— Begin —
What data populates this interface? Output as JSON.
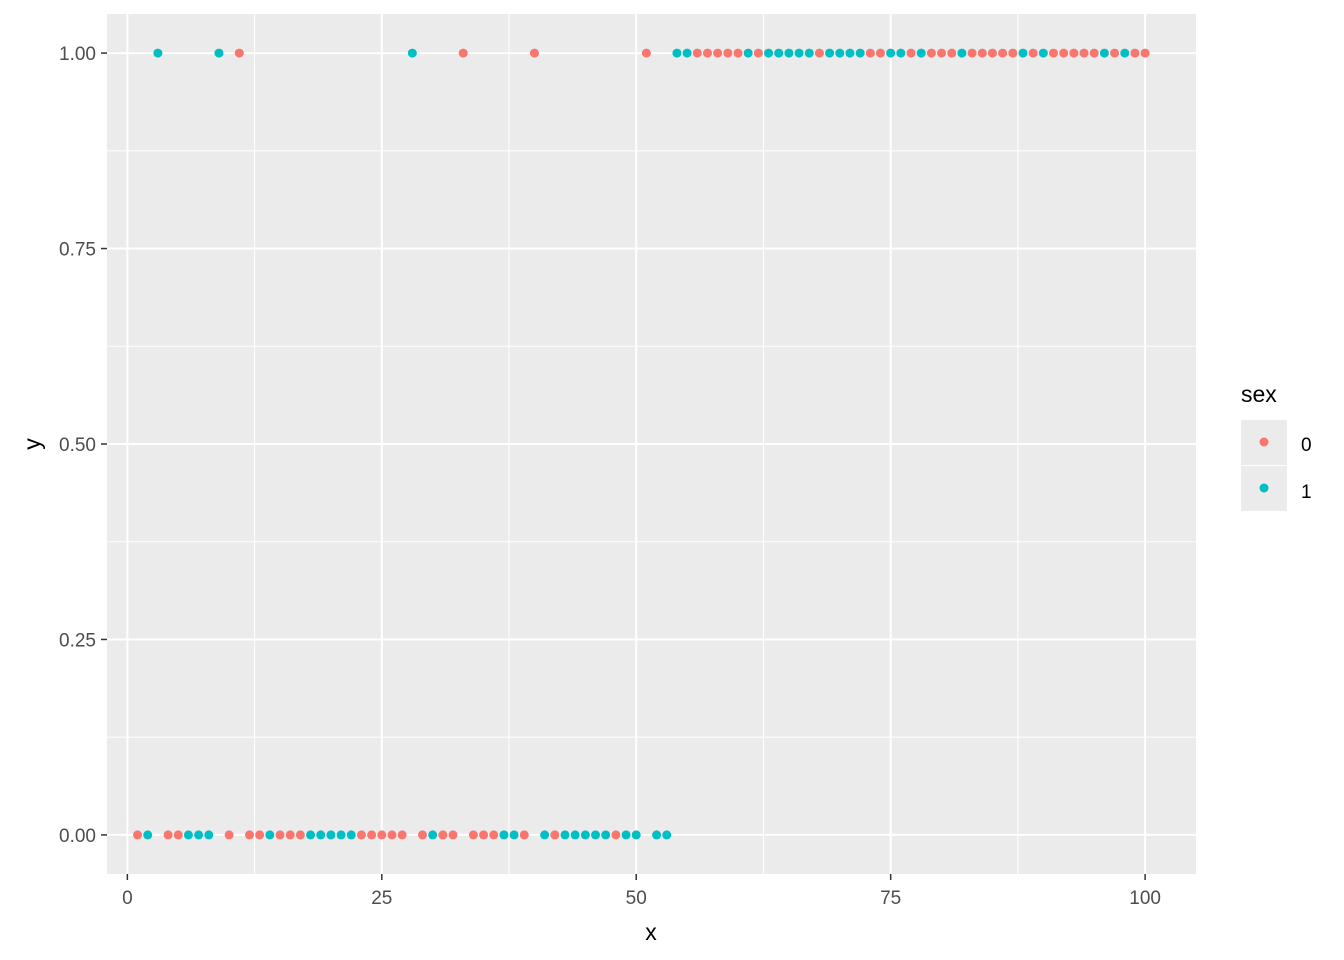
{
  "chart_data": {
    "type": "scatter",
    "title": "",
    "xlabel": "x",
    "ylabel": "y",
    "xlim": [
      -2,
      105
    ],
    "ylim": [
      -0.05,
      1.05
    ],
    "x_ticks": [
      0,
      25,
      50,
      75,
      100
    ],
    "x_tick_labels": [
      "0",
      "25",
      "50",
      "75",
      "100"
    ],
    "y_ticks": [
      0,
      0.25,
      0.5,
      0.75,
      1.0
    ],
    "y_tick_labels": [
      "0.00",
      "0.25",
      "0.50",
      "0.75",
      "1.00"
    ],
    "grid": true,
    "legend": {
      "title": "sex",
      "position": "right"
    },
    "series": [
      {
        "name": "0",
        "color": "#F8766D",
        "x": [
          1,
          4,
          5,
          10,
          12,
          13,
          15,
          16,
          17,
          23,
          24,
          25,
          26,
          27,
          29,
          31,
          32,
          34,
          35,
          36,
          39,
          42,
          48,
          11,
          33,
          40,
          51,
          56,
          57,
          58,
          59,
          60,
          62,
          68,
          73,
          74,
          77,
          79,
          80,
          81,
          83,
          84,
          85,
          86,
          87,
          89,
          91,
          92,
          93,
          94,
          95,
          97,
          99,
          100
        ],
        "y": [
          0,
          0,
          0,
          0,
          0,
          0,
          0,
          0,
          0,
          0,
          0,
          0,
          0,
          0,
          0,
          0,
          0,
          0,
          0,
          0,
          0,
          0,
          0,
          1,
          1,
          1,
          1,
          1,
          1,
          1,
          1,
          1,
          1,
          1,
          1,
          1,
          1,
          1,
          1,
          1,
          1,
          1,
          1,
          1,
          1,
          1,
          1,
          1,
          1,
          1,
          1,
          1,
          1,
          1
        ]
      },
      {
        "name": "1",
        "color": "#00BFC4",
        "x": [
          2,
          6,
          7,
          8,
          14,
          18,
          19,
          20,
          21,
          22,
          30,
          37,
          38,
          41,
          43,
          44,
          45,
          46,
          47,
          49,
          50,
          52,
          53,
          3,
          9,
          28,
          54,
          55,
          61,
          63,
          64,
          65,
          66,
          67,
          69,
          70,
          71,
          72,
          75,
          76,
          78,
          82,
          88,
          90,
          96,
          98
        ],
        "y": [
          0,
          0,
          0,
          0,
          0,
          0,
          0,
          0,
          0,
          0,
          0,
          0,
          0,
          0,
          0,
          0,
          0,
          0,
          0,
          0,
          0,
          0,
          0,
          1,
          1,
          1,
          1,
          1,
          1,
          1,
          1,
          1,
          1,
          1,
          1,
          1,
          1,
          1,
          1,
          1,
          1,
          1,
          1,
          1,
          1,
          1
        ]
      }
    ]
  }
}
— End —
## Work to do
Retype all the records shown above, character for character. Omit every picture.

## The response
What data populates this interface? Output as JSON.
{
  "chart_data": {
    "type": "scatter",
    "title": "",
    "xlabel": "x",
    "ylabel": "y",
    "xlim": [
      -2,
      105
    ],
    "ylim": [
      -0.05,
      1.05
    ],
    "x_ticks": [
      0,
      25,
      50,
      75,
      100
    ],
    "x_tick_labels": [
      "0",
      "25",
      "50",
      "75",
      "100"
    ],
    "y_ticks": [
      0,
      0.25,
      0.5,
      0.75,
      1.0
    ],
    "y_tick_labels": [
      "0.00",
      "0.25",
      "0.50",
      "0.75",
      "1.00"
    ],
    "grid": true,
    "legend": {
      "title": "sex",
      "position": "right"
    },
    "series": [
      {
        "name": "0",
        "color": "#F8766D",
        "x": [
          1,
          4,
          5,
          10,
          12,
          13,
          15,
          16,
          17,
          23,
          24,
          25,
          26,
          27,
          29,
          31,
          32,
          34,
          35,
          36,
          39,
          42,
          48,
          11,
          33,
          40,
          51,
          56,
          57,
          58,
          59,
          60,
          62,
          68,
          73,
          74,
          77,
          79,
          80,
          81,
          83,
          84,
          85,
          86,
          87,
          89,
          91,
          92,
          93,
          94,
          95,
          97,
          99,
          100
        ],
        "y": [
          0,
          0,
          0,
          0,
          0,
          0,
          0,
          0,
          0,
          0,
          0,
          0,
          0,
          0,
          0,
          0,
          0,
          0,
          0,
          0,
          0,
          0,
          0,
          1,
          1,
          1,
          1,
          1,
          1,
          1,
          1,
          1,
          1,
          1,
          1,
          1,
          1,
          1,
          1,
          1,
          1,
          1,
          1,
          1,
          1,
          1,
          1,
          1,
          1,
          1,
          1,
          1,
          1,
          1
        ]
      },
      {
        "name": "1",
        "color": "#00BFC4",
        "x": [
          2,
          6,
          7,
          8,
          14,
          18,
          19,
          20,
          21,
          22,
          30,
          37,
          38,
          41,
          43,
          44,
          45,
          46,
          47,
          49,
          50,
          52,
          53,
          3,
          9,
          28,
          54,
          55,
          61,
          63,
          64,
          65,
          66,
          67,
          69,
          70,
          71,
          72,
          75,
          76,
          78,
          82,
          88,
          90,
          96,
          98
        ],
        "y": [
          0,
          0,
          0,
          0,
          0,
          0,
          0,
          0,
          0,
          0,
          0,
          0,
          0,
          0,
          0,
          0,
          0,
          0,
          0,
          0,
          0,
          0,
          0,
          1,
          1,
          1,
          1,
          1,
          1,
          1,
          1,
          1,
          1,
          1,
          1,
          1,
          1,
          1,
          1,
          1,
          1,
          1,
          1,
          1,
          1,
          1
        ]
      }
    ]
  }
}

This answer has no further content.